"""
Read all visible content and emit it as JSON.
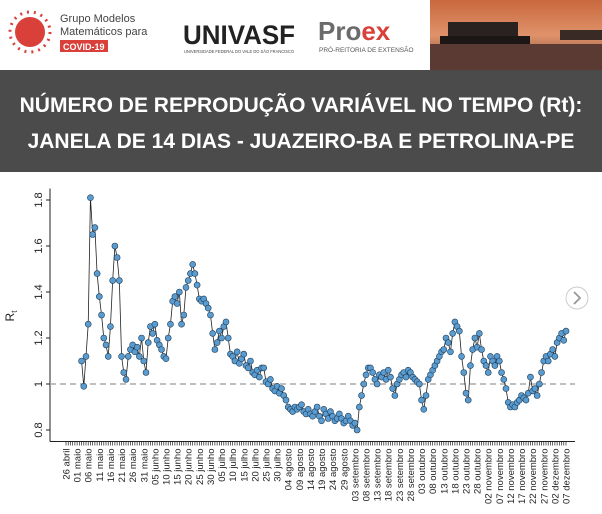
{
  "header": {
    "group_line1": "Grupo Modelos",
    "group_line2": "Matemáticos para",
    "group_badge": "COVID-19",
    "univasf": "UNIVASF",
    "univasf_sub": "UNIVERSIDADE FEDERAL DO VALE DO SÃO FRANCISCO",
    "proex_a": "Pro",
    "proex_b": "ex",
    "proex_sub": "PRÓ-REITORIA DE EXTENSÃO"
  },
  "chart_data": {
    "type": "line",
    "title": [
      "NÚMERO DE REPRODUÇÃO VARIÁVEL NO TEMPO (Rt):",
      "JANELA DE 14 DIAS - JUAZEIRO-BA E PETROLINA-PE"
    ],
    "ylabel": "R",
    "ylabel_sub": "t",
    "ylim": [
      0.75,
      1.85
    ],
    "yticks": [
      0.8,
      1.0,
      1.2,
      1.4,
      1.6,
      1.8
    ],
    "reference_line": 1.0,
    "color": "#5a9bd0",
    "line_color": "#222222",
    "categories": [
      "26 abril",
      null,
      null,
      null,
      null,
      "01 maio",
      null,
      null,
      null,
      null,
      "06 maio",
      null,
      null,
      null,
      null,
      "11 maio",
      null,
      null,
      null,
      null,
      "16 maio",
      null,
      null,
      null,
      null,
      "21 maio",
      null,
      null,
      null,
      null,
      "26 maio",
      null,
      null,
      null,
      null,
      "31 maio",
      null,
      null,
      null,
      null,
      "05 junho",
      null,
      null,
      null,
      null,
      "10 junho",
      null,
      null,
      null,
      null,
      "15 junho",
      null,
      null,
      null,
      null,
      "20 junho",
      null,
      null,
      null,
      null,
      "25 junho",
      null,
      null,
      null,
      null,
      "30 junho",
      null,
      null,
      null,
      null,
      "05 julho",
      null,
      null,
      null,
      null,
      "10 julho",
      null,
      null,
      null,
      null,
      "15 julho",
      null,
      null,
      null,
      null,
      "20 julho",
      null,
      null,
      null,
      null,
      "25 julho",
      null,
      null,
      null,
      null,
      "30 julho",
      null,
      null,
      null,
      null,
      "04 agosto",
      null,
      null,
      null,
      null,
      "09 agosto",
      null,
      null,
      null,
      null,
      "14 agosto",
      null,
      null,
      null,
      null,
      "19 agosto",
      null,
      null,
      null,
      null,
      "24 agosto",
      null,
      null,
      null,
      null,
      "29 agosto",
      null,
      null,
      null,
      null,
      "03 setembro",
      null,
      null,
      null,
      null,
      "08 setembro",
      null,
      null,
      null,
      null,
      "13 setembro",
      null,
      null,
      null,
      null,
      "18 setembro",
      null,
      null,
      null,
      null,
      "23 setembro",
      null,
      null,
      null,
      null,
      "28 setembro",
      null,
      null,
      null,
      null,
      "03 outubro",
      null,
      null,
      null,
      null,
      "08 outubro",
      null,
      null,
      null,
      null,
      "13 outubro",
      null,
      null,
      null,
      null,
      "18 outubro",
      null,
      null,
      null,
      null,
      "23 outubro",
      null,
      null,
      null,
      null,
      "28 outubro",
      null,
      null,
      null,
      null,
      "02 novembro",
      null,
      null,
      null,
      null,
      "07 novembro",
      null,
      null,
      null,
      null,
      "12 novembro",
      null,
      null,
      null,
      null,
      "17 novembro",
      null,
      null,
      null,
      null,
      "22 novembro",
      null,
      null,
      null,
      null,
      "27 novembro",
      null,
      null,
      null,
      null,
      "02 dezembro",
      null,
      null,
      null,
      null,
      "07 dezembro"
    ],
    "values": [
      null,
      null,
      null,
      null,
      null,
      null,
      null,
      1.1,
      0.99,
      1.12,
      1.26,
      1.81,
      1.65,
      1.68,
      1.48,
      1.38,
      1.3,
      1.2,
      1.17,
      1.12,
      1.25,
      1.45,
      1.6,
      1.55,
      1.45,
      1.12,
      1.05,
      1.02,
      1.12,
      1.15,
      1.17,
      1.14,
      1.16,
      1.12,
      1.2,
      1.1,
      1.05,
      1.18,
      1.25,
      1.22,
      1.26,
      1.19,
      1.17,
      1.15,
      1.12,
      1.11,
      1.2,
      1.26,
      1.36,
      1.38,
      1.35,
      1.4,
      1.26,
      1.3,
      1.42,
      1.45,
      1.48,
      1.52,
      1.48,
      1.43,
      1.37,
      1.36,
      1.37,
      1.35,
      1.33,
      1.3,
      1.22,
      1.15,
      1.18,
      1.23,
      1.2,
      1.25,
      1.27,
      1.2,
      1.13,
      1.12,
      1.1,
      1.14,
      1.09,
      1.11,
      1.13,
      1.08,
      1.07,
      1.1,
      1.05,
      1.04,
      1.06,
      1.03,
      1.07,
      1.07,
      1.01,
      1.0,
      1.02,
      0.98,
      0.97,
      0.99,
      0.96,
      0.98,
      0.95,
      0.93,
      0.9,
      0.89,
      0.88,
      0.9,
      0.89,
      0.9,
      0.91,
      0.88,
      0.87,
      0.89,
      0.87,
      0.86,
      0.88,
      0.9,
      0.86,
      0.84,
      0.89,
      0.87,
      0.85,
      0.88,
      0.86,
      0.84,
      0.85,
      0.87,
      0.85,
      0.83,
      0.84,
      0.86,
      0.84,
      0.82,
      0.83,
      0.8,
      0.9,
      0.95,
      1.0,
      1.04,
      1.07,
      1.07,
      1.05,
      1.02,
      1.0,
      1.04,
      1.03,
      1.05,
      1.02,
      1.06,
      1.03,
      0.98,
      0.95,
      1.0,
      1.02,
      1.04,
      1.05,
      1.03,
      1.06,
      1.05,
      1.03,
      1.02,
      1.01,
      1.0,
      0.93,
      0.89,
      0.95,
      1.02,
      1.04,
      1.06,
      1.08,
      1.1,
      1.12,
      1.14,
      1.15,
      1.2,
      1.18,
      1.14,
      1.22,
      1.27,
      1.25,
      1.23,
      1.12,
      1.05,
      0.96,
      0.93,
      1.08,
      1.15,
      1.2,
      1.16,
      1.22,
      1.15,
      1.1,
      1.08,
      1.05,
      1.12,
      1.1,
      1.08,
      1.12,
      1.1,
      1.05,
      1.02,
      0.98,
      0.92,
      0.9,
      0.91,
      0.9,
      0.92,
      0.93,
      0.95,
      0.94,
      0.93,
      0.96,
      1.03,
      0.97,
      0.98,
      0.95,
      1.0,
      1.05,
      1.1,
      1.12,
      1.1,
      1.13,
      1.15,
      1.12,
      1.18,
      1.2,
      1.22,
      1.19,
      1.23
    ]
  }
}
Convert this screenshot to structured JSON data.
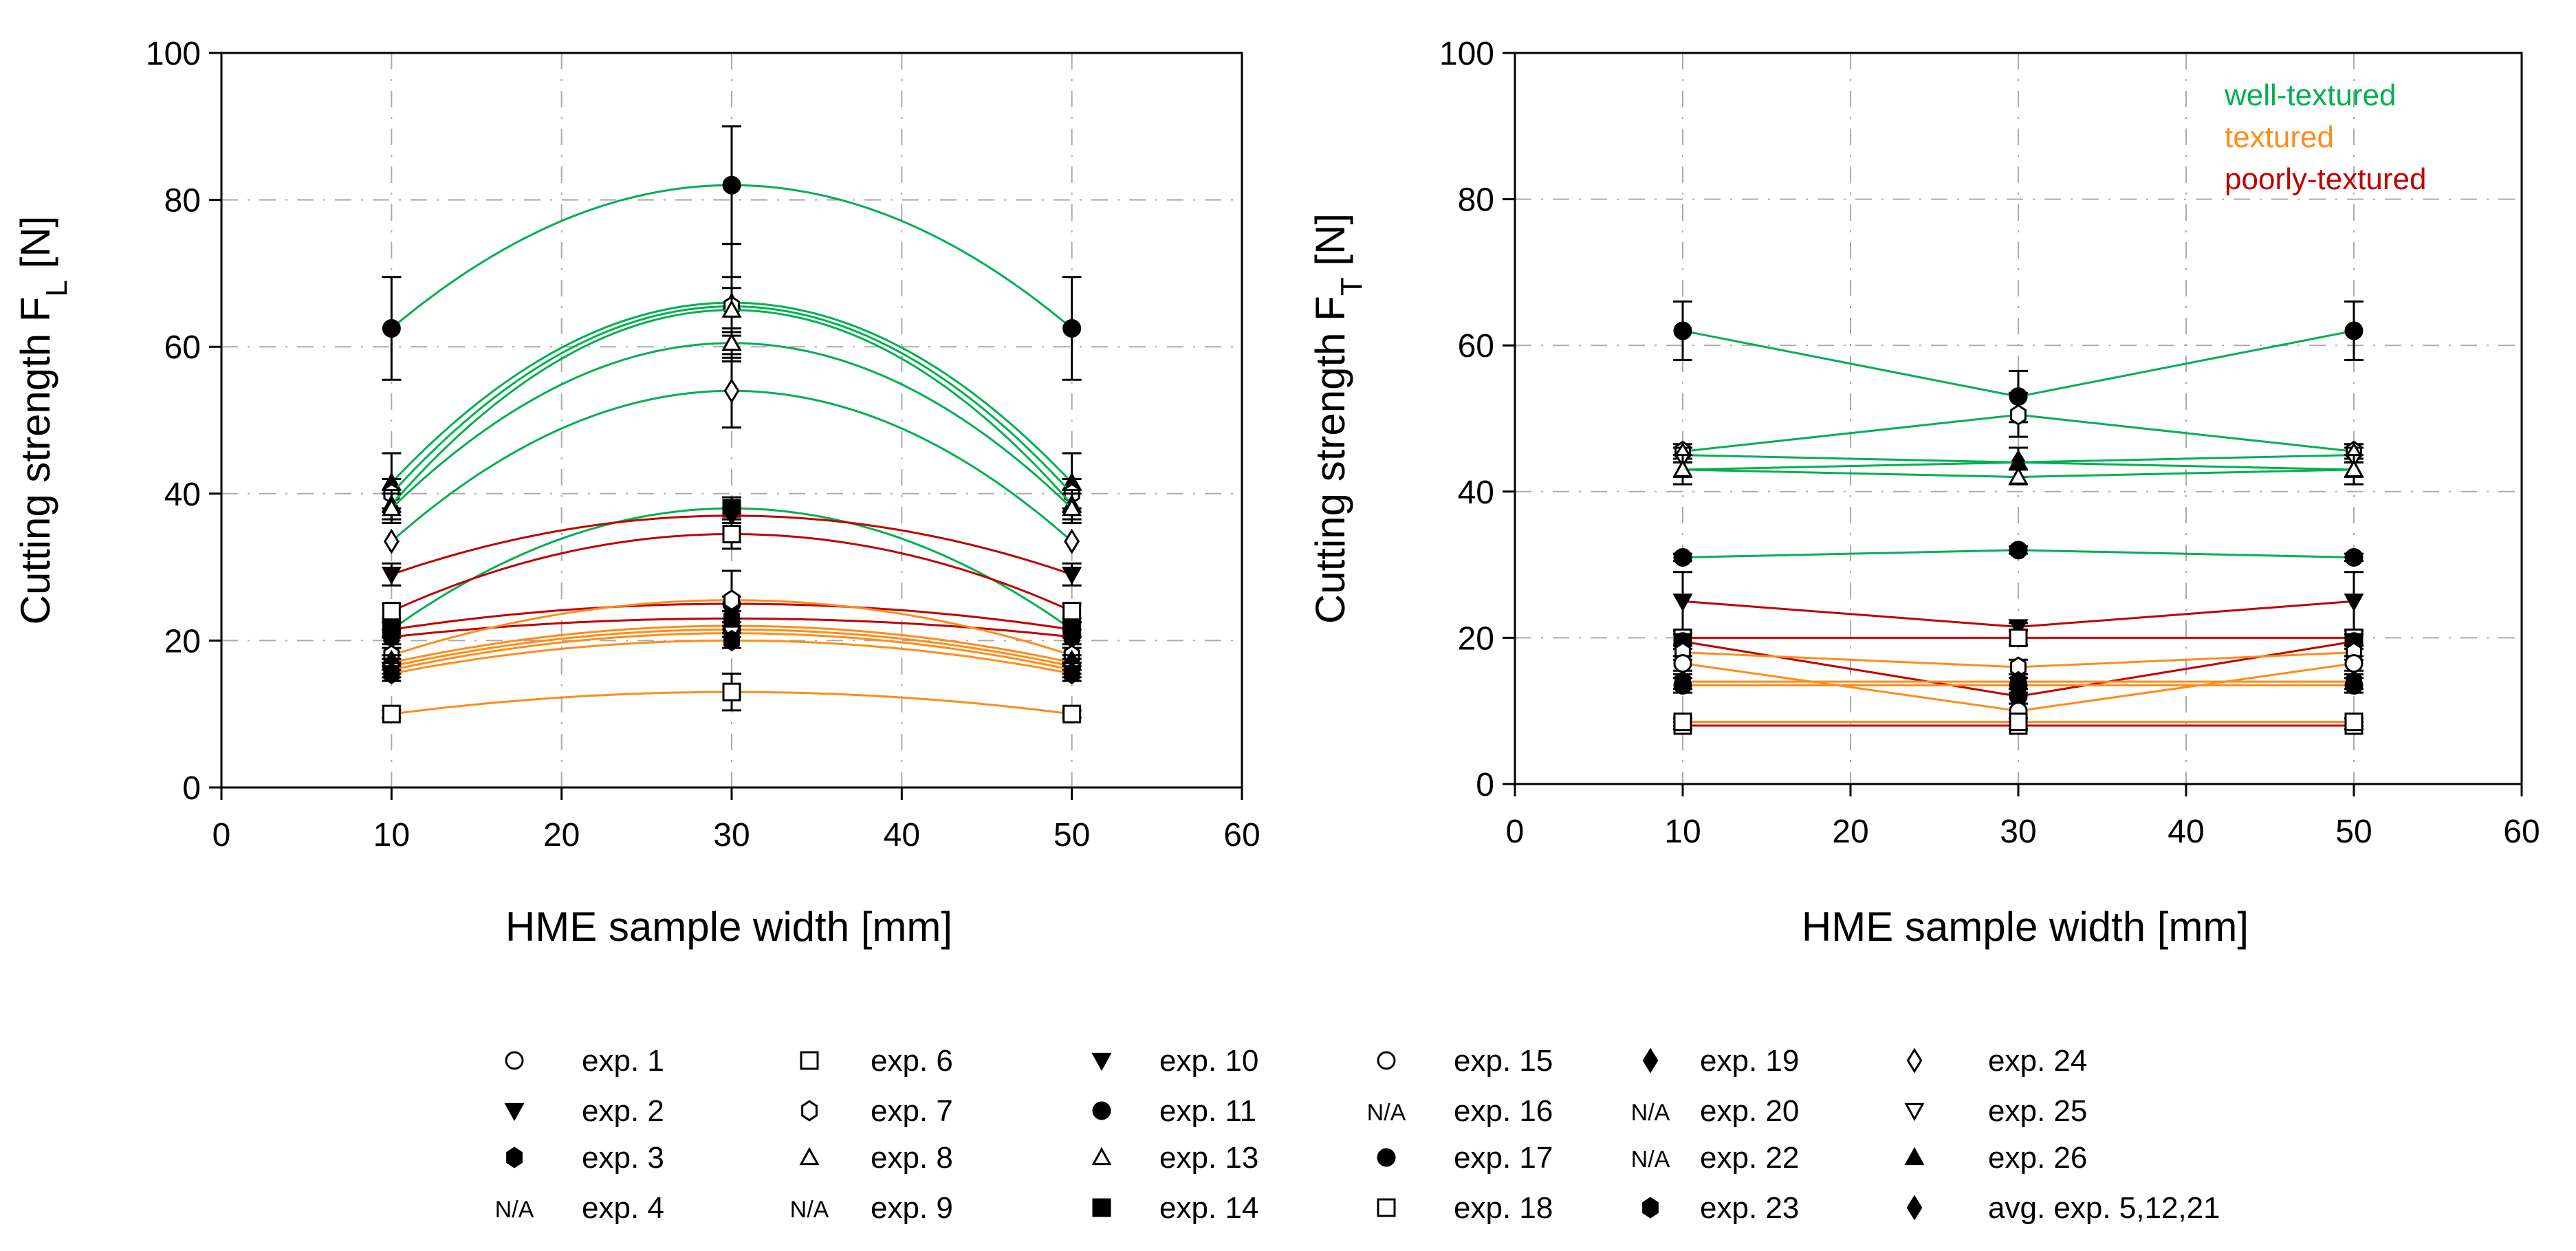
{
  "chart_data": [
    {
      "type": "line",
      "fit": "quadratic",
      "xlabel": "HME sample width [mm]",
      "ylabel": "Cutting strength F",
      "ylabel_sub": "L",
      "ylabel_unit": " [N]",
      "xlim": [
        0,
        60
      ],
      "ylim": [
        0,
        100
      ],
      "xticks": [
        "0",
        "10",
        "20",
        "30",
        "40",
        "50",
        "60"
      ],
      "yticks": [
        "0",
        "20",
        "40",
        "60",
        "80",
        "100"
      ],
      "grid": true,
      "x": [
        10,
        30,
        50
      ],
      "series": [
        {
          "class": "well-textured",
          "marker": "circle-filled",
          "values": [
            62.5,
            82,
            62.5
          ],
          "err": [
            7,
            8,
            7
          ]
        },
        {
          "class": "well-textured",
          "marker": "triangle-filled",
          "values": [
            41.5,
            66,
            41.5
          ],
          "err": [
            4,
            8,
            4
          ]
        },
        {
          "class": "well-textured",
          "marker": "hexagon-open",
          "values": [
            40,
            65.5,
            40
          ],
          "err": [
            2,
            4,
            2
          ]
        },
        {
          "class": "well-textured",
          "marker": "triangle-open",
          "values": [
            38.5,
            65,
            38.5
          ],
          "err": [
            2,
            3,
            2
          ]
        },
        {
          "class": "well-textured",
          "marker": "triangle-open",
          "values": [
            38,
            60.5,
            38
          ],
          "err": [
            2,
            2,
            2
          ]
        },
        {
          "class": "well-textured",
          "marker": "diamond-open",
          "values": [
            33.5,
            54,
            33.5
          ],
          "err": [
            0,
            5,
            0
          ]
        },
        {
          "class": "well-textured",
          "marker": "square-filled",
          "values": [
            21.5,
            38,
            21.5
          ],
          "err": [
            1,
            1.5,
            1
          ]
        },
        {
          "class": "poorly-textured",
          "marker": "triangle-down-filled",
          "values": [
            29,
            37,
            29
          ],
          "err": [
            1.5,
            1,
            1.5
          ]
        },
        {
          "class": "poorly-textured",
          "marker": "square-open",
          "values": [
            24,
            34.5,
            24
          ],
          "err": [
            1,
            2,
            1
          ]
        },
        {
          "class": "poorly-textured",
          "marker": "circle-filled",
          "values": [
            21.5,
            25,
            21.5
          ],
          "err": [
            1,
            1,
            1
          ]
        },
        {
          "class": "poorly-textured",
          "marker": "hexagon-filled",
          "values": [
            20.5,
            23,
            20.5
          ],
          "err": [
            1,
            1,
            1
          ]
        },
        {
          "class": "textured",
          "marker": "hexagon-open",
          "values": [
            18,
            25.5,
            18
          ],
          "err": [
            1,
            4,
            1
          ]
        },
        {
          "class": "textured",
          "marker": "diamond-filled",
          "values": [
            17,
            22,
            17
          ],
          "err": [
            1,
            1,
            1
          ]
        },
        {
          "class": "textured",
          "marker": "circle-filled",
          "values": [
            16.5,
            21.5,
            16.5
          ],
          "err": [
            1,
            1,
            1
          ]
        },
        {
          "class": "textured",
          "marker": "triangle-down-open",
          "values": [
            16,
            21,
            16
          ],
          "err": [
            1,
            1,
            1
          ]
        },
        {
          "class": "textured",
          "marker": "hexagon-filled",
          "values": [
            15.5,
            20,
            15.5
          ],
          "err": [
            1,
            1,
            1
          ]
        },
        {
          "class": "textured",
          "marker": "square-open",
          "values": [
            10,
            13,
            10
          ],
          "err": [
            0.5,
            2.5,
            0.5
          ]
        }
      ]
    },
    {
      "type": "line",
      "xlabel": "HME sample width [mm]",
      "ylabel": "Cutting strength F",
      "ylabel_sub": "T",
      "ylabel_unit": " [N]",
      "xlim": [
        0,
        60
      ],
      "ylim": [
        0,
        100
      ],
      "xticks": [
        "0",
        "10",
        "20",
        "30",
        "40",
        "50",
        "60"
      ],
      "yticks": [
        "0",
        "20",
        "40",
        "60",
        "80",
        "100"
      ],
      "grid": true,
      "legend_classes": [
        {
          "label": "well-textured",
          "color": "#00b050"
        },
        {
          "label": "textured",
          "color": "#ff8c1a"
        },
        {
          "label": "poorly-textured",
          "color": "#c00000"
        }
      ],
      "x": [
        10,
        30,
        50
      ],
      "series": [
        {
          "class": "well-textured",
          "marker": "circle-filled",
          "values": [
            62,
            53,
            62
          ],
          "err": [
            4,
            3.5,
            4
          ]
        },
        {
          "class": "well-textured",
          "marker": "hexagon-open",
          "values": [
            45.5,
            50.5,
            45.5
          ],
          "err": [
            1,
            3,
            1
          ]
        },
        {
          "class": "well-textured",
          "marker": "diamond-open",
          "values": [
            45,
            44,
            45
          ],
          "err": [
            1,
            2,
            1
          ]
        },
        {
          "class": "well-textured",
          "marker": "triangle-filled",
          "values": [
            43,
            44,
            43
          ],
          "err": [
            2,
            2,
            2
          ]
        },
        {
          "class": "well-textured",
          "marker": "triangle-open",
          "values": [
            43,
            42,
            43
          ],
          "err": [
            1,
            1,
            1
          ]
        },
        {
          "class": "well-textured",
          "marker": "circle-filled",
          "values": [
            31,
            32,
            31
          ],
          "err": [
            0.5,
            0.5,
            0.5
          ]
        },
        {
          "class": "poorly-textured",
          "marker": "triangle-down-filled",
          "values": [
            25,
            21.5,
            25
          ],
          "err": [
            4,
            0.5,
            4
          ]
        },
        {
          "class": "poorly-textured",
          "marker": "square-open",
          "values": [
            20,
            20,
            20
          ],
          "err": [
            1,
            1,
            1
          ]
        },
        {
          "class": "poorly-textured",
          "marker": "circle-filled",
          "values": [
            19.5,
            12,
            19.5
          ],
          "err": [
            1,
            1,
            1
          ]
        },
        {
          "class": "textured",
          "marker": "hexagon-open",
          "values": [
            18,
            16,
            18
          ],
          "err": [
            1,
            1,
            1
          ]
        },
        {
          "class": "textured",
          "marker": "circle-open",
          "values": [
            16.5,
            10,
            16.5
          ],
          "err": [
            1,
            1,
            1
          ]
        },
        {
          "class": "textured",
          "marker": "hexagon-filled",
          "values": [
            14,
            14,
            14
          ],
          "err": [
            1,
            1,
            1
          ]
        },
        {
          "class": "textured",
          "marker": "circle-filled",
          "values": [
            13.5,
            13.5,
            13.5
          ],
          "err": [
            1,
            1,
            1
          ]
        },
        {
          "class": "poorly-textured",
          "marker": "square-open",
          "values": [
            8,
            8,
            8
          ],
          "err": [
            0.5,
            0.5,
            0.5
          ]
        },
        {
          "class": "textured",
          "marker": "square-open",
          "values": [
            8.5,
            8.5,
            8.5
          ],
          "err": [
            0.5,
            0.5,
            0.5
          ]
        }
      ]
    }
  ],
  "colors": {
    "well-textured": "#00b050",
    "textured": "#ff8c1a",
    "poorly-textured": "#c00000"
  },
  "legend": [
    {
      "marker": "circle-open",
      "label": "exp. 1"
    },
    {
      "marker": "triangle-down-filled",
      "label": "exp. 2"
    },
    {
      "marker": "hexagon-filled",
      "label": "exp. 3"
    },
    {
      "marker": "na",
      "label": "exp. 4",
      "na": "N/A"
    },
    {
      "marker": "square-open",
      "label": "exp. 6"
    },
    {
      "marker": "hexagon-open",
      "label": "exp. 7"
    },
    {
      "marker": "triangle-open",
      "label": "exp. 8"
    },
    {
      "marker": "na",
      "label": "exp. 9",
      "na": "N/A"
    },
    {
      "marker": "triangle-down-filled",
      "label": "exp. 10"
    },
    {
      "marker": "circle-filled",
      "label": "exp. 11"
    },
    {
      "marker": "triangle-open",
      "label": "exp. 13"
    },
    {
      "marker": "square-filled",
      "label": "exp. 14"
    },
    {
      "marker": "circle-open",
      "label": "exp. 15"
    },
    {
      "marker": "na",
      "label": "exp. 16",
      "na": "N/A"
    },
    {
      "marker": "circle-filled",
      "label": "exp. 17"
    },
    {
      "marker": "square-open",
      "label": "exp. 18"
    },
    {
      "marker": "diamond-filled",
      "label": "exp. 19"
    },
    {
      "marker": "na",
      "label": "exp. 20",
      "na": "N/A"
    },
    {
      "marker": "na",
      "label": "exp. 22",
      "na": "N/A"
    },
    {
      "marker": "hexagon-filled",
      "label": "exp. 23"
    },
    {
      "marker": "diamond-open",
      "label": "exp. 24"
    },
    {
      "marker": "triangle-down-open",
      "label": "exp. 25"
    },
    {
      "marker": "triangle-filled",
      "label": "exp. 26"
    },
    {
      "marker": "diamond-filled",
      "label": "avg. exp. 5,12,21"
    }
  ]
}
"""
Reproduce every line from the entries that holds the word "setembro".

**Completed exercise:**
      "03 setembro",
      "08 setembro",
      "13 setembro",
      "18 setembro",
      "23 setembro",
      "28 setembro",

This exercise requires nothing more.